Spotify propose de booster les titres de jeunes artistes... en échange de moins d'argent

Depuis novembre, Spotify teste le mode Discovery. Le deal est simple : la plateforme propose de mettre en avant certains titres choisis par un artiste et son label, en échange d’une baisse de royalties. Une proposition maladroite, alors que la colère des musiciens mal payés par le streaming monte partout dans le monde. Même le Congrès américain a récemment exprimé ses doutes.
  • Le 28 octobre, l’Union Of Musicians Around The World (UMAW) lançait la pétition Justice At Spotify. Elle contient de nombreuses demandes, en particulier une hausse des droits de streaming jusqu’à 1 centime par écoute, ou bien plus de transparence sur le versement de ces droits. La pétition est encore en ligne, avec près de 30 000 signataires, dont 660 artistes tels King Gizzard & The Lizard Wizard, DIIV, Deerhoof ou Ezra Furman. Justice At Spotify est devenu un véritable mouvement, avec une manifestation organisée le 15 mars dernier dans 31 villes du monde entier.

= = =

▶ **Consigne 1**
Filtrez la liste ci-dessous en ne gardant que les lignes qui contiennent la chaîne "sources", puis recopiez chacune d'elles.

= = =

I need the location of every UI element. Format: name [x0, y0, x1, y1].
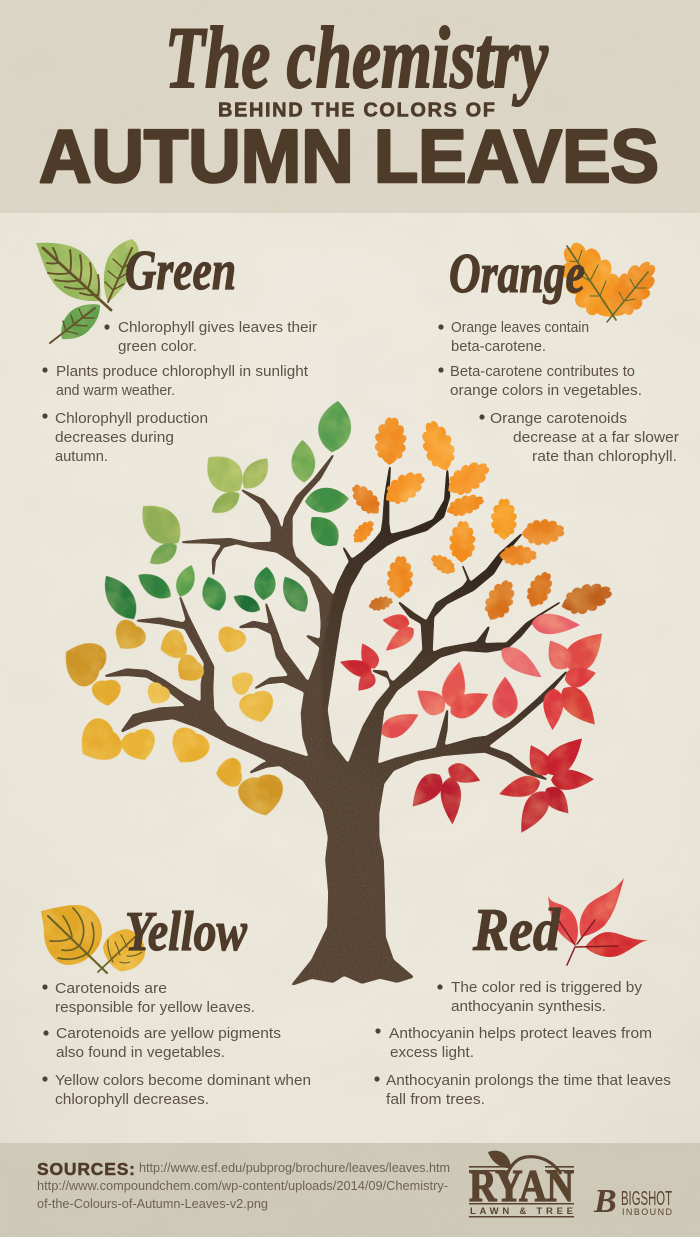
bullet list: orange: beta-carotene.	[451, 339, 546, 355]
bullet list: red: Anthocyanin helps protect leaves from	[389, 1026, 652, 1042]
heading: yellow: Yellow	[125, 901, 248, 963]
bullet list: red: Anthocyanin prolongs the time that leaves	[386, 1073, 671, 1089]
bullet list: green: and warm weather.	[56, 383, 175, 399]
orange leaves on tree	[346, 417, 615, 625]
bigshot mark: B	[593, 1183, 617, 1220]
icon: green leaves	[36, 239, 139, 343]
tree	[55, 399, 615, 985]
bullet list: green: decreases during	[55, 430, 174, 446]
logo wordmark: RYAN	[469, 1160, 574, 1211]
bigshot tagline: INBOUND	[622, 1207, 672, 1217]
title line: behind the colors of: BEHIND THE COLORS OF	[218, 100, 495, 122]
bullet list: red: excess light.	[390, 1045, 474, 1061]
bullet list: orange: Orange carotenoids	[490, 411, 627, 427]
header band	[0, 0, 700, 213]
icon: red leaves	[548, 878, 648, 965]
sources	[37, 1159, 450, 1211]
logo: Bigshot Inbound	[593, 1183, 672, 1220]
red leaves on tree	[338, 612, 612, 838]
sources heading: SOURCES:	[37, 1159, 135, 1179]
heading: green: Green	[125, 240, 236, 302]
source links: http://www.esf.edu/pubprog/brochure/leaves/leaves.htm	[139, 1161, 450, 1175]
bullet list: green: autumn.	[55, 449, 108, 465]
bullet list: yellow: responsible for yellow leaves.	[55, 1000, 255, 1016]
bullet list: yellow: Carotenoids are yellow pigments	[56, 1026, 281, 1042]
bullet list: orange: Orange leaves contain	[451, 320, 589, 336]
bullet list: yellow	[42, 981, 311, 1108]
bullet list: green: green color.	[118, 339, 197, 355]
bullet list: yellow: Yellow colors become dominant when	[55, 1073, 311, 1089]
bullet list: green: Plants produce chlorophyll in sunlight	[56, 364, 308, 380]
bullet list: orange: Beta-carotene contributes to	[450, 364, 635, 380]
bullet list: red: fall from trees.	[386, 1092, 485, 1108]
panel: green	[36, 239, 317, 465]
green leaves on tree	[96, 399, 354, 626]
bullet list: orange: orange colors in vegetables.	[450, 383, 642, 399]
source links	[37, 1161, 450, 1211]
panel: orange	[438, 232, 679, 465]
bullet list: green: Chlorophyll gives leaves their	[118, 320, 317, 336]
bullet list: orange: decrease at a far slower	[513, 430, 679, 446]
heading: orange: Orange	[449, 243, 585, 305]
title	[39, 10, 659, 198]
footer band	[0, 1143, 700, 1237]
yellow leaves on tree	[55, 616, 288, 820]
bullet list: yellow: also found in vegetables.	[56, 1045, 225, 1061]
tree trunk and branches	[105, 455, 567, 985]
heading: red: Red	[472, 897, 561, 963]
bullet list: orange: rate than chlorophyll.	[532, 449, 677, 465]
logo tagline: LAWN & TREE	[470, 1206, 573, 1217]
source links: of-the-Colours-of-Autumn-Leaves-v2.png	[37, 1197, 268, 1211]
bullet list: yellow: Carotenoids are	[55, 981, 167, 997]
bullet list: orange	[438, 320, 679, 465]
bullet list: green	[42, 320, 317, 465]
panel: red	[374, 878, 671, 1108]
bullet list: yellow: chlorophyll decreases.	[55, 1092, 209, 1108]
source links: http://www.compoundchem.com/wp-content/uploads/2014/09/Chemistry-	[37, 1179, 448, 1193]
icon: yellow leaves	[41, 905, 145, 973]
bullet list: red: anthocyanin synthesis.	[451, 999, 606, 1015]
bullet list: red: The color red is triggered by	[451, 980, 643, 996]
icon: orange oak leaves	[548, 232, 665, 330]
bullet list: red	[374, 980, 671, 1108]
logo leaf	[488, 1151, 511, 1168]
title line: autumn leaves: AUTUMN LEAVES	[39, 114, 659, 198]
title line: The chemistry: The chemistry	[165, 10, 549, 107]
logo: Ryan Lawn & Tree	[469, 1151, 574, 1218]
bullet list: green: Chlorophyll production	[55, 411, 208, 427]
panel: yellow	[41, 901, 311, 1108]
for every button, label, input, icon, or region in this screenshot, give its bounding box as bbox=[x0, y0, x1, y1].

= = =

▶ **Consigne 2**
Donnez la suite de l'article ci-dessus sur le mode Discovery de Spotify en reprenant juste après sa dernière phrase.

▶ **Réponse rédigée 1**
sources	[37, 1159, 450, 1211]
sources heading: SOURCES:	[37, 1159, 135, 1179]

▶ **Réponse rédigée 2**
    Le 2 novembre, Spotify annonçait son Discovery Mode, proposant de booster un titre sur la plateforme. L’artiste et le label n’ont rien à payer pour cela, mais « à la place, les ayant droits accepteront de percevoir des royalties à un taux promotionnel ». Autrement dit, un taux réduit, bien qu’on ignore encore le montant exact. On peut admirer le sens du timing. Mais l’entreprise suédoise affirme que cette nouvelle fonctionnalité peut être une chance. Pour eux, cela peut permettre de refaire vivre un titre bien après sa date de sortie. Le mode est toujours en cours d'expérimentation auprès de certains artistes des États-Unis.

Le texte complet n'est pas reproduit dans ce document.